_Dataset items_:
_ _ _ _
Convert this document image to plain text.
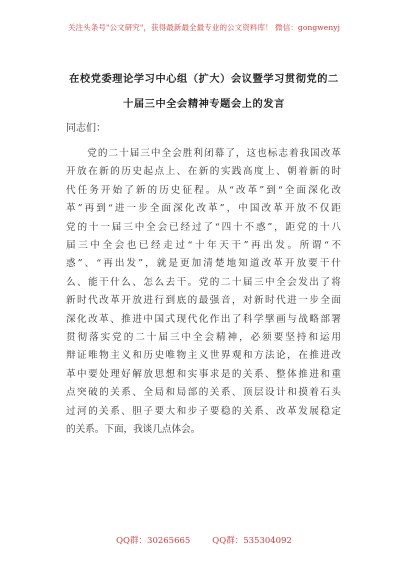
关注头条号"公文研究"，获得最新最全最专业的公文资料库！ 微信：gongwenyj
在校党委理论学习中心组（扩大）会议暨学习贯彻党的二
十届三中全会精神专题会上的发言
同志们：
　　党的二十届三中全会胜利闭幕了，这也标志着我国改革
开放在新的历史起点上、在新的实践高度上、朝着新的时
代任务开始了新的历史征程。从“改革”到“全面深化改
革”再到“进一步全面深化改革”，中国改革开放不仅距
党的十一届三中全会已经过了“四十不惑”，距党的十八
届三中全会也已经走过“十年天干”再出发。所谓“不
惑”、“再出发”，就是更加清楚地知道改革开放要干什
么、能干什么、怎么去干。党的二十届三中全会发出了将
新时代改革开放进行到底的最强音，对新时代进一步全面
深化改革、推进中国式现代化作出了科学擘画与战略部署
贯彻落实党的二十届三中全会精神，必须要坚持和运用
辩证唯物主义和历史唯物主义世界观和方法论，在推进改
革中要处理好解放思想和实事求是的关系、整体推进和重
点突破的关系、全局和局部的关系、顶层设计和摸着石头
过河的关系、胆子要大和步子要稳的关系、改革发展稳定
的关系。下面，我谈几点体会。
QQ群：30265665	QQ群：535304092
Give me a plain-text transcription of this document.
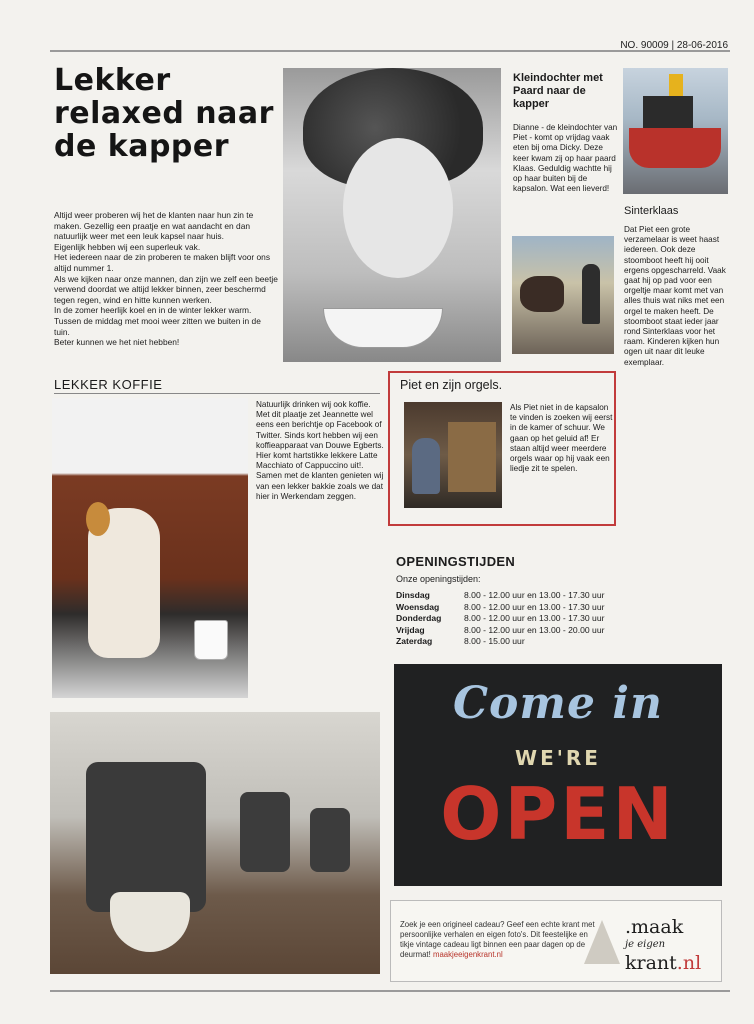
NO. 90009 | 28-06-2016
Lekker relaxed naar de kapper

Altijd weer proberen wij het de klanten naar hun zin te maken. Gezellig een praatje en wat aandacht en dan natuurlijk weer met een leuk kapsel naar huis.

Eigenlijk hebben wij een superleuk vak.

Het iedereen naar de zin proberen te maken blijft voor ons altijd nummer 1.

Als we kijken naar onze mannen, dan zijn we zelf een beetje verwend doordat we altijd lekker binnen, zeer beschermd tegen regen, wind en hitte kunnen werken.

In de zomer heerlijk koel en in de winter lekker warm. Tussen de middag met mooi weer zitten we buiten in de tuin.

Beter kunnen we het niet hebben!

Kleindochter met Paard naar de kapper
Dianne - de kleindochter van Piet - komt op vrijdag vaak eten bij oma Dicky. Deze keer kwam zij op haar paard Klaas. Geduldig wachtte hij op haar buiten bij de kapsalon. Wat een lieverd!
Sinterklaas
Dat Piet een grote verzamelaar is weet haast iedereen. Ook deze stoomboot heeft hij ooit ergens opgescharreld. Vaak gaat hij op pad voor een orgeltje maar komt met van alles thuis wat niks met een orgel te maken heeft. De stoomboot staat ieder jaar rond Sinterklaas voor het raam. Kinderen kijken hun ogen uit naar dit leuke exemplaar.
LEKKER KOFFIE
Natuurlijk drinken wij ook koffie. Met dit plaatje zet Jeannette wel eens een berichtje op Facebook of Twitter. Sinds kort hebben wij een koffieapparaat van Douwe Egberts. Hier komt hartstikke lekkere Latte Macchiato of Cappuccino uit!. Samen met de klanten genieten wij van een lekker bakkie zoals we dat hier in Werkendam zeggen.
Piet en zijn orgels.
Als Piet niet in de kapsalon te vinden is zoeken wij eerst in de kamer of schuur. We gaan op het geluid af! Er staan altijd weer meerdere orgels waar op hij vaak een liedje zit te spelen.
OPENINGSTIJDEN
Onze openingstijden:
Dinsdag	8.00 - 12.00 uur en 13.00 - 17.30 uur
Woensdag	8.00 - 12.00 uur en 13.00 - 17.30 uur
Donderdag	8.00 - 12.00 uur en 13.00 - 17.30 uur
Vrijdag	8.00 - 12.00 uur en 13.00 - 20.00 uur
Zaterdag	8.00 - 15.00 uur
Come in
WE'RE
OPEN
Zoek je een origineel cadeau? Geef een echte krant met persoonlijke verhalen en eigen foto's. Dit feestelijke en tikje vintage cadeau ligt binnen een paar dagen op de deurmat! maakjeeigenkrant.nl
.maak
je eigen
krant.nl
_ _ _ _
_WRITTEN EXERCISE_:
In the entries above, identify every line with the string "document".

_EXERCISE ANSWER_:
Convert this document image to plain text.
Give me a plain-text transcription of this document.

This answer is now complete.